:: Task inputs

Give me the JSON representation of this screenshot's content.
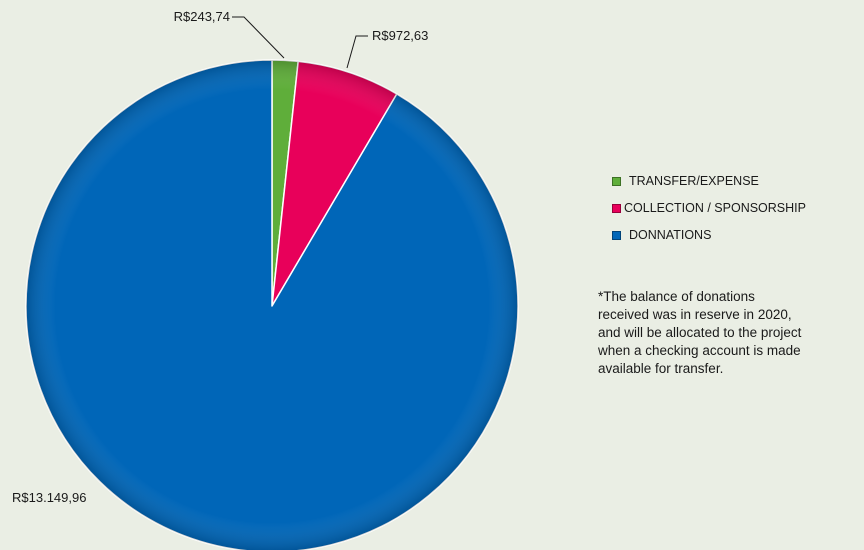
{
  "chart_data": {
    "type": "pie",
    "title": "",
    "slices": [
      {
        "label": "TRANSFER/EXPENSE",
        "value": 243.74,
        "data_label": "R$243,74",
        "color": "#5fae3a"
      },
      {
        "label": "COLLECTION / SPONSORSHIP",
        "value": 972.63,
        "data_label": "R$972,63",
        "color": "#e8005a"
      },
      {
        "label": "DONNATIONS",
        "value": 13149.96,
        "data_label": "R$13.149,96",
        "color": "#0066b8"
      }
    ],
    "legend_position": "right"
  },
  "note": "*The balance of donations\nreceived was in reserve in 2020,\nand will be allocated to the project\nwhen a checking account is made\navailable for transfer."
}
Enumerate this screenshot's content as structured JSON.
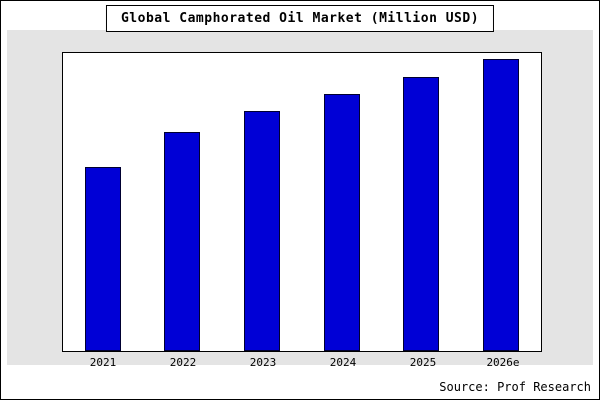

::::

▶ What the exercise asks: Keep the pictures out of the copy and return the rest of the data above exactly.

▶ Problem solution:
Give me the JSON representation of this screenshot's content.
{
  "chart_data": {
    "type": "pie",
    "title": "",
    "slices": [
      {
        "label": "TRANSFER/EXPENSE",
        "value": 243.74,
        "data_label": "R$243,74",
        "color": "#5fae3a"
      },
      {
        "label": "COLLECTION / SPONSORSHIP",
        "value": 972.63,
        "data_label": "R$972,63",
        "color": "#e8005a"
      },
      {
        "label": "DONNATIONS",
        "value": 13149.96,
        "data_label": "R$13.149,96",
        "color": "#0066b8"
      }
    ],
    "legend_position": "right"
  },
  "note": "*The balance of donations\nreceived was in reserve in 2020,\nand will be allocated to the project\nwhen a checking account is made\navailable for transfer."
}
Enumerate this screenshot's content as structured JSON.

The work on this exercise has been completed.